EXTRAIT DU TEXTE:
□ □ □ □

La trêve hivernale

Loi sociale visant à protéger les citoyens les plus précaires, la trêve hivernale est un dispositif qui interdit l’expulsion des locataires et l’interruption de fourniture d’énergie pour impayés durant les mois les plus froids de l’année. Gros plan sur cette loi créée à l’instigation de l’abbé Pierre.

Historique de la trêve hivernale

La trêve hivernale, qui débutera le 1er novembre 2018 et s’achèvera le 31 mars 2019, est une disposition fixée par la loi qui prévoit que durant cette période la plus froide de l’année, un locataire ne pourra être expulsé de son logement et ne pourra se voir couper ses fournitures d’électricité et de gaz.

L’hiver 1954 connaît une succession de vagues de froid intense, responsables de la mort de plusieurs dizaines de personnes sans domicile, dont une femme qui venait d’être expulsée de son logement. L’inaction des pouvoirs publics pousse l’abbé Pierre à lancer un appel à la solidarité populaire et à créer des centres d’hébergement (c’est à ce moment que naît l’association Emmaüs, qui a pour mission d’organiser le mouvement de solidarité sans précédent déclenché par cet appel). Il appelle également le gouvernement à prendre ses responsabilités. Deux ans plus tard est votée la loi sur la trêve hivernale.

treve hivernale chauffage

Expulsions durant la trêve hivernale

Concrètement, la loi stipule que durant les cinq mois couverts par la trêve hivernale, aucun locataire ne peut être expulsé de son logement, même s’il a fait l’objet d’une procédure d’expulsion par la justice. Dans ce dernier cas, la procédure ne pourra être mise en application qu’à partir du 1er avril suivant.

Depuis la loi pour l’accès au logement et un urbanisme rénové (ALUR) du 26 mars 2014, portée par la ministre Cécile Duflot, les squatters sont également protégés par la trêve hivernale.

□ □ □ □

DONNÉES FOURNIES:
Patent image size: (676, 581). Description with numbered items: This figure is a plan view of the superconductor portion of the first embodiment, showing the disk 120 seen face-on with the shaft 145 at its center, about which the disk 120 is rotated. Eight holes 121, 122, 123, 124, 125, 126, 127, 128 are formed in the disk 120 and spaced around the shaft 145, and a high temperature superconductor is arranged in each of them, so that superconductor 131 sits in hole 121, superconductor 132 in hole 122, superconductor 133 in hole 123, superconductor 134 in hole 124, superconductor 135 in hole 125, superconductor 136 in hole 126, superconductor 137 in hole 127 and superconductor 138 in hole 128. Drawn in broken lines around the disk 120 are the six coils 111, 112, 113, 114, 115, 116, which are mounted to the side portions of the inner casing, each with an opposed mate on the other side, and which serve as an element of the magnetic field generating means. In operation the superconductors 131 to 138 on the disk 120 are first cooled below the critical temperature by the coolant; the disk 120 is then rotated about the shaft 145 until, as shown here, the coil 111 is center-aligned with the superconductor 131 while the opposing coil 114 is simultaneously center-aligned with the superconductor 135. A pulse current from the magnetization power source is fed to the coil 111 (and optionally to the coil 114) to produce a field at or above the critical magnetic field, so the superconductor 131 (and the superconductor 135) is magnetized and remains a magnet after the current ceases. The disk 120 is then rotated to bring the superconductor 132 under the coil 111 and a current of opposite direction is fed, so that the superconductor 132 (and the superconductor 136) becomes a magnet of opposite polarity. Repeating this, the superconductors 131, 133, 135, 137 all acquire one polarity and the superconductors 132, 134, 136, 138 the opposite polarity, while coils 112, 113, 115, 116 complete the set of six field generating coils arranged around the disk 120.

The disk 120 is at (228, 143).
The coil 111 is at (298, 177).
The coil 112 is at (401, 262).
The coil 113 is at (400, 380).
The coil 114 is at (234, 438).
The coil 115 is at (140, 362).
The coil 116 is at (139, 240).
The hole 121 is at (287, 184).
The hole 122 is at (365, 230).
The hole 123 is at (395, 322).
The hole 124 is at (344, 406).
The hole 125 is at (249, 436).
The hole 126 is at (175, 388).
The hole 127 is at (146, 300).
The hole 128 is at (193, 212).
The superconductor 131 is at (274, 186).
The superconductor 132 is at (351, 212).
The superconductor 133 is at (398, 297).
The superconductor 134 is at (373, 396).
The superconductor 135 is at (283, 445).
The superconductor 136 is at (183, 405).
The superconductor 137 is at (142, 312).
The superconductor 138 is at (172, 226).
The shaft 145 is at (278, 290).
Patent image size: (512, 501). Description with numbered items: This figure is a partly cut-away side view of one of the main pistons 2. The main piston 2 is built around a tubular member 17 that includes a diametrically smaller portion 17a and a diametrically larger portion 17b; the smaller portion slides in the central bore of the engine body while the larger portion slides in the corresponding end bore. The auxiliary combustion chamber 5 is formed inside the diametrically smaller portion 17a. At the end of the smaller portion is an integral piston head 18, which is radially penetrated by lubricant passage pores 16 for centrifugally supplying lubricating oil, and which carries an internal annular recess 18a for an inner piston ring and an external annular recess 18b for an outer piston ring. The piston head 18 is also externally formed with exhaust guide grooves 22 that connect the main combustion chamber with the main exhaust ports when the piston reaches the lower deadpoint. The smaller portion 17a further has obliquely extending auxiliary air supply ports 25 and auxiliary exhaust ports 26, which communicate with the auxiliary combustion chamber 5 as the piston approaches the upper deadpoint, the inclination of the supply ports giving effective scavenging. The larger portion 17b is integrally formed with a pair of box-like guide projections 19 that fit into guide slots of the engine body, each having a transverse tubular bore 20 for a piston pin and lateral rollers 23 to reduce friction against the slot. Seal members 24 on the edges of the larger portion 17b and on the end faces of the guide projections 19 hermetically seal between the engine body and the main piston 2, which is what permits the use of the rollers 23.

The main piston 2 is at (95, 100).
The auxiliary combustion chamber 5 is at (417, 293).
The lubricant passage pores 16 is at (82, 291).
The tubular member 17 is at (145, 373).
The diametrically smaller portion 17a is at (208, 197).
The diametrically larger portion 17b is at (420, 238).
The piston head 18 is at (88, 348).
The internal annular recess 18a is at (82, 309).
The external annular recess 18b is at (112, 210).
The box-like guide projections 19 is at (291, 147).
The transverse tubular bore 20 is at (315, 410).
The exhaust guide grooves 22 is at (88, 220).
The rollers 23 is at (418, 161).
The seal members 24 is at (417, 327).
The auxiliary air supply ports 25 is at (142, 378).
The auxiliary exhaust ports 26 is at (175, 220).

□ □ □ □

PROBLÈMES À RÉSOUDRE:
1: Dans le texte sur la trêve hivernale, qu'est-ce qui a poussé l'abbé Pierre à lancer un appel à la solidarité populaire ? Répondez en une à trois phrases.
2: Recopiez le passage du texte sur la trêve hivernale qui commence par « treve hivernale chauffage » et se termine par « 1er avril suivant. ».

RÉSULTATS:
1: C'est l'inaction des pouvoirs publics qui l'y a poussé. Durant l'hiver 1954, des vagues de froid intense avaient causé la mort de plusieurs dizaines de personnes sans domicile, dont une femme qui venait d'être expulsée de son logement.

2:
treve hivernale chauffage

Expulsions durant la trêve hivernale

Concrètement, la loi stipule que durant les cinq mois couverts par la trêve hivernale, aucun locataire ne peut être expulsé de son logement, même s’il a fait l’objet d’une procédure d’expulsion par la justice. Dans ce dernier cas, la procédure ne pourra être mise en application qu’à partir du 1er avril suivant.